◆ What the task asks ◆
Locate all lines with the word "collapse" and copy them out.

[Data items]
* START *
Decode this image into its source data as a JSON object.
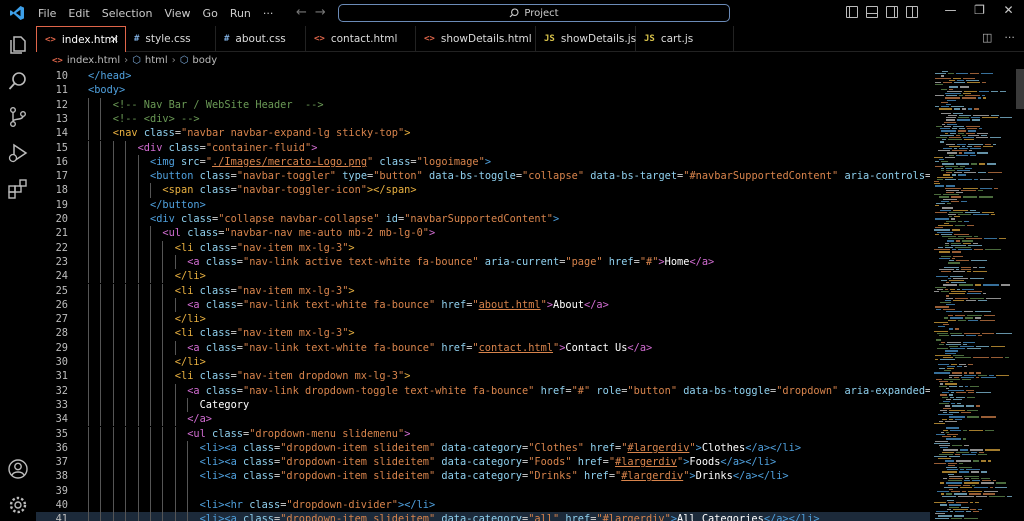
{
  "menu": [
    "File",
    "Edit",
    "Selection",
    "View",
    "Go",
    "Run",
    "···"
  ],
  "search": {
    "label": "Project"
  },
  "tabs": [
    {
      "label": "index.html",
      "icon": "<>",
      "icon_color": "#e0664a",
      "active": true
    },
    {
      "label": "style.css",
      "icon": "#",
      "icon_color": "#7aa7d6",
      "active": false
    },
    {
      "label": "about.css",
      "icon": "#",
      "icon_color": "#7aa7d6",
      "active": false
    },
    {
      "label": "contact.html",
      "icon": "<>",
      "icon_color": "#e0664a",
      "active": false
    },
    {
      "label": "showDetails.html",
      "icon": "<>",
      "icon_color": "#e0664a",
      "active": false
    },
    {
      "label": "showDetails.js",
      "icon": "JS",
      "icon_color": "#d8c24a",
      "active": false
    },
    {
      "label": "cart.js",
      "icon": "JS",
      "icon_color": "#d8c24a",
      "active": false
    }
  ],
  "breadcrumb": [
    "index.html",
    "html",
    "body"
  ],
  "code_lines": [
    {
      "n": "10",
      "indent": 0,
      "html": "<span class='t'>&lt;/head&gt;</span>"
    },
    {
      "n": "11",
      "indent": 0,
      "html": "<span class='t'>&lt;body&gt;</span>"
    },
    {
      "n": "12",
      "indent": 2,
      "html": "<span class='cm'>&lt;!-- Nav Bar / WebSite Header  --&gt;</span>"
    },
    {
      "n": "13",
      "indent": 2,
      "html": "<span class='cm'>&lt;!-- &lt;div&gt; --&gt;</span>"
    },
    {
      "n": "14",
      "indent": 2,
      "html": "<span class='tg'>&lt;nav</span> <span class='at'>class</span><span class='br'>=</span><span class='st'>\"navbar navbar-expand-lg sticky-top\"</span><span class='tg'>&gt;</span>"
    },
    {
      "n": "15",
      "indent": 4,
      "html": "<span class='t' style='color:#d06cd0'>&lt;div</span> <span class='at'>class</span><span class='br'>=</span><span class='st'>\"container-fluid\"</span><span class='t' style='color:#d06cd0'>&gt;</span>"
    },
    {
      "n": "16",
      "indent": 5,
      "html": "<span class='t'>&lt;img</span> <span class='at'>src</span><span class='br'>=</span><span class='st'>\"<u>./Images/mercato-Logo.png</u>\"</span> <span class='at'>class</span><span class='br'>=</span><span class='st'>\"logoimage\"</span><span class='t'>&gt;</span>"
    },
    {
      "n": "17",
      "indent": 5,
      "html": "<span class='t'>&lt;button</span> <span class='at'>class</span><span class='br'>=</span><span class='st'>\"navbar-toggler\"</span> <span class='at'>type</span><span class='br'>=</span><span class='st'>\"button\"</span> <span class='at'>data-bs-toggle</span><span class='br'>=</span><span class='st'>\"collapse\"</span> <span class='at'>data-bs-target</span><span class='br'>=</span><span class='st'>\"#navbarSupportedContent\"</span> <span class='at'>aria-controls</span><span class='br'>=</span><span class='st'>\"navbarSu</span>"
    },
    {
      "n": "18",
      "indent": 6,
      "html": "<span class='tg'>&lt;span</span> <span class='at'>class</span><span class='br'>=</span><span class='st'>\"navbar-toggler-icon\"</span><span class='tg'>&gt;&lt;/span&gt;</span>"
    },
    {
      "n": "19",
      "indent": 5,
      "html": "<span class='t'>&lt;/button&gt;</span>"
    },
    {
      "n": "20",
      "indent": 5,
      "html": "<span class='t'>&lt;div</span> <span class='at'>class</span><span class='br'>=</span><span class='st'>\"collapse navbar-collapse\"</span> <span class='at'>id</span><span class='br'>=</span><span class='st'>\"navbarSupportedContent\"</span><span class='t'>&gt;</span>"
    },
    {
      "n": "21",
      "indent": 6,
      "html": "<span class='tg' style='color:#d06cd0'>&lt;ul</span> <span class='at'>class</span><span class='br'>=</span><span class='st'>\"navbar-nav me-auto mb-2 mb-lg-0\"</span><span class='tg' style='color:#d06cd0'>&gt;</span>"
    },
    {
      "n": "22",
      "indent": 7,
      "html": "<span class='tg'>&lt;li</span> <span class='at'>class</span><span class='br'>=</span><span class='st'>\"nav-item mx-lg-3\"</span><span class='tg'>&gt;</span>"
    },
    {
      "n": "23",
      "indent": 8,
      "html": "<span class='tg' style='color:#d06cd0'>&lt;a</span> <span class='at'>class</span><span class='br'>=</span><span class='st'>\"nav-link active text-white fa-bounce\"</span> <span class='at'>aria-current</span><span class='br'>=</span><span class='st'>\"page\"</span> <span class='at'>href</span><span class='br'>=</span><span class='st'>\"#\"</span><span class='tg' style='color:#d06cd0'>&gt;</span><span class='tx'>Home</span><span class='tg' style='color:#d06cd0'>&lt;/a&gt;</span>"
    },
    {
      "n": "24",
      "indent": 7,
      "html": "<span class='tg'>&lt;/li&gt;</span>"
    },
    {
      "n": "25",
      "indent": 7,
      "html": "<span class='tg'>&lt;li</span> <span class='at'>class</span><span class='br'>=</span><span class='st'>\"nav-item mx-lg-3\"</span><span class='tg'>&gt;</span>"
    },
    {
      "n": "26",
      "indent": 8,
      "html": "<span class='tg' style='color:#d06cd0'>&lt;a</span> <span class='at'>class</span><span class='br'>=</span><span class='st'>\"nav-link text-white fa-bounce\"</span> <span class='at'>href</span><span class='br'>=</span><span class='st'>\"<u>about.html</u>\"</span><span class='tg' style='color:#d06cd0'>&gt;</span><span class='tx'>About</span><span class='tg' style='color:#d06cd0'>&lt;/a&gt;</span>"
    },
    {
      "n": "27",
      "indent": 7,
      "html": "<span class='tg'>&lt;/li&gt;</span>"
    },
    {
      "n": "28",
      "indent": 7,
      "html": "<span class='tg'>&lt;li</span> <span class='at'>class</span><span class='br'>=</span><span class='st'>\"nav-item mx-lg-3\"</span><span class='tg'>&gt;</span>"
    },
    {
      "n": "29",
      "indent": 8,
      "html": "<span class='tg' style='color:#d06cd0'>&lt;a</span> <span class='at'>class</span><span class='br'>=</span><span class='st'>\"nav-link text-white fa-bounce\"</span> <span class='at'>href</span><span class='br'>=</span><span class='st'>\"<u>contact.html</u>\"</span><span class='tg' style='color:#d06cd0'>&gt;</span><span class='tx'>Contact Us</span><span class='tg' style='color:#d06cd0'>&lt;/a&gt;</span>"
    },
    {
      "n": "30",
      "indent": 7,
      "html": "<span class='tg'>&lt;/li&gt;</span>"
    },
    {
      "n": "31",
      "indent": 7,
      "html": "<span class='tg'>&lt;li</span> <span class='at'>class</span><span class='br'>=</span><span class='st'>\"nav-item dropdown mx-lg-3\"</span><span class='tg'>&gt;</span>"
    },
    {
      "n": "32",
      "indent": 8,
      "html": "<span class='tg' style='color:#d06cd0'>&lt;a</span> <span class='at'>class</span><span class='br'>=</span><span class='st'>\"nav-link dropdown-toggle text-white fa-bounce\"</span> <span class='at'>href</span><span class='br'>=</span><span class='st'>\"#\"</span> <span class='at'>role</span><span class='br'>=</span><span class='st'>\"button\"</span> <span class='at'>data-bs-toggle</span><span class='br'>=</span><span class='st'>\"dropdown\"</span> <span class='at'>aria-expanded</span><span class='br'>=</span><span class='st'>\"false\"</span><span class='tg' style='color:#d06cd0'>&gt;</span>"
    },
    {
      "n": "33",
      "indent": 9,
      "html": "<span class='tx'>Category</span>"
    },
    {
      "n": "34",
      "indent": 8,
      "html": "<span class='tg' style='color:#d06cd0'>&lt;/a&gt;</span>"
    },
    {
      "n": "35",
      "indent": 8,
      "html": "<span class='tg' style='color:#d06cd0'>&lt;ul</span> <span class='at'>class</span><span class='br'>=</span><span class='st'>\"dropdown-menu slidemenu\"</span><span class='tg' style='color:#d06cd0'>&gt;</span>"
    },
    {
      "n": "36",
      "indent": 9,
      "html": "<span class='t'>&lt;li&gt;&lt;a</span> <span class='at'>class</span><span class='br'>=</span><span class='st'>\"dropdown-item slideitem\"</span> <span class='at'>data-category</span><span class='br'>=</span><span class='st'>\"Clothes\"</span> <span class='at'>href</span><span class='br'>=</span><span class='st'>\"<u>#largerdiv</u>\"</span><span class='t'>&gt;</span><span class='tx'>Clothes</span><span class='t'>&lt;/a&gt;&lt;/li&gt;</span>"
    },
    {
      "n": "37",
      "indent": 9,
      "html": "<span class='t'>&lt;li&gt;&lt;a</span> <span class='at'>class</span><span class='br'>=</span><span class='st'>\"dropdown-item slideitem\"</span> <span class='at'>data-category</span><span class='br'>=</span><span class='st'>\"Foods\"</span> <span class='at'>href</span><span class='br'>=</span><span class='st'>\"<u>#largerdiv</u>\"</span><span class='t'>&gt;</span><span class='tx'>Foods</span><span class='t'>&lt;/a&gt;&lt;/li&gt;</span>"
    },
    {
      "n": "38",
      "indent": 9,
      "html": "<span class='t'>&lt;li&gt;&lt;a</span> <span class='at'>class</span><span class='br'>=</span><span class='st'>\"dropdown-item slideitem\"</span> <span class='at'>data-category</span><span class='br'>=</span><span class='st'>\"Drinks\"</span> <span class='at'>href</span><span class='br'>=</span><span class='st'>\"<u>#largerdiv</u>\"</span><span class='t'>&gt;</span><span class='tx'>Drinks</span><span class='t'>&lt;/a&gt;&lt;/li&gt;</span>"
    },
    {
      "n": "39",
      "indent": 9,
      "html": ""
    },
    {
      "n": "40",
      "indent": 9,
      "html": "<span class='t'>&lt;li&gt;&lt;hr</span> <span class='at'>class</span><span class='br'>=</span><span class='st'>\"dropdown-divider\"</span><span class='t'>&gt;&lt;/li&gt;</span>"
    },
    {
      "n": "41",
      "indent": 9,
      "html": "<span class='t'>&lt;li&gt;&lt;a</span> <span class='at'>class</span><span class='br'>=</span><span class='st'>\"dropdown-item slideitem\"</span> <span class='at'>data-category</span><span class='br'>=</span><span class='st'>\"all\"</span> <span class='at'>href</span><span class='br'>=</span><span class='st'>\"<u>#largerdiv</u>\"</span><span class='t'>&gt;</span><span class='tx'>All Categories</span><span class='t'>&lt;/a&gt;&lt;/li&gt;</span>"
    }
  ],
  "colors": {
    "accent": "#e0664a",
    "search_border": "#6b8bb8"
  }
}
* END *
* START *
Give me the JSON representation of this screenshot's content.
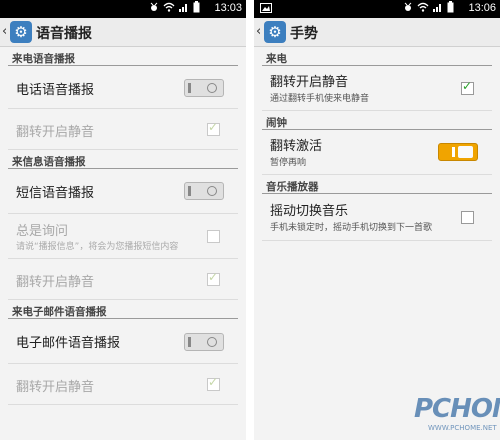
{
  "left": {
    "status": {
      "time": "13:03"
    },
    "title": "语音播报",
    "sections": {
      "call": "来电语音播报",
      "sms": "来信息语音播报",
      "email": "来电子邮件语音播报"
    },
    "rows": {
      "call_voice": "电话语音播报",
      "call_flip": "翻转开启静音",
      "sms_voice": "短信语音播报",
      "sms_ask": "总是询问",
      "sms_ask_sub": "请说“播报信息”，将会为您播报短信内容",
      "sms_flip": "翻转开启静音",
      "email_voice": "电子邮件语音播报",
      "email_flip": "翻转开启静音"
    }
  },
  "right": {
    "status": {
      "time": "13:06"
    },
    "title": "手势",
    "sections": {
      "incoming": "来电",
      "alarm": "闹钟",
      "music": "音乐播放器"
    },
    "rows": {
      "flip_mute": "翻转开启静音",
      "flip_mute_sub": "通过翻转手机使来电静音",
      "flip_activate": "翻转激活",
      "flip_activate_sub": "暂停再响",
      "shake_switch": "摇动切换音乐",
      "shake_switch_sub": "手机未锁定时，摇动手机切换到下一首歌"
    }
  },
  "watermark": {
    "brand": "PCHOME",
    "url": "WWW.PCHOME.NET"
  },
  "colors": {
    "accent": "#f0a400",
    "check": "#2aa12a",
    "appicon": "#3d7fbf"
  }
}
* END *
◆ Completed task ◆
      "html": "<span class='t'>&lt;button</span> <span class='at'>class</span><span class='br'>=</span><span class='st'>\"navbar-toggler\"</span> <span class='at'>type</span><span class='br'>=</span><span class='st'>\"button\"</span> <span class='at'>data-bs-toggle</span><span class='br'>=</span><span class='st'>\"collapse\"</span> <span class='at'>data-bs-target</span><span class='br'>=</span><span class='st'>\"#navbarSupportedContent\"</span> <span class='at'>aria-controls</span><span class='br'>=</span><span class='st'>\"navbarSu</span>"
      "html": "<span class='t'>&lt;div</span> <span class='at'>class</span><span class='br'>=</span><span class='st'>\"collapse navbar-collapse\"</span> <span class='at'>id</span><span class='br'>=</span><span class='st'>\"navbarSupportedContent\"</span><span class='t'>&gt;</span>"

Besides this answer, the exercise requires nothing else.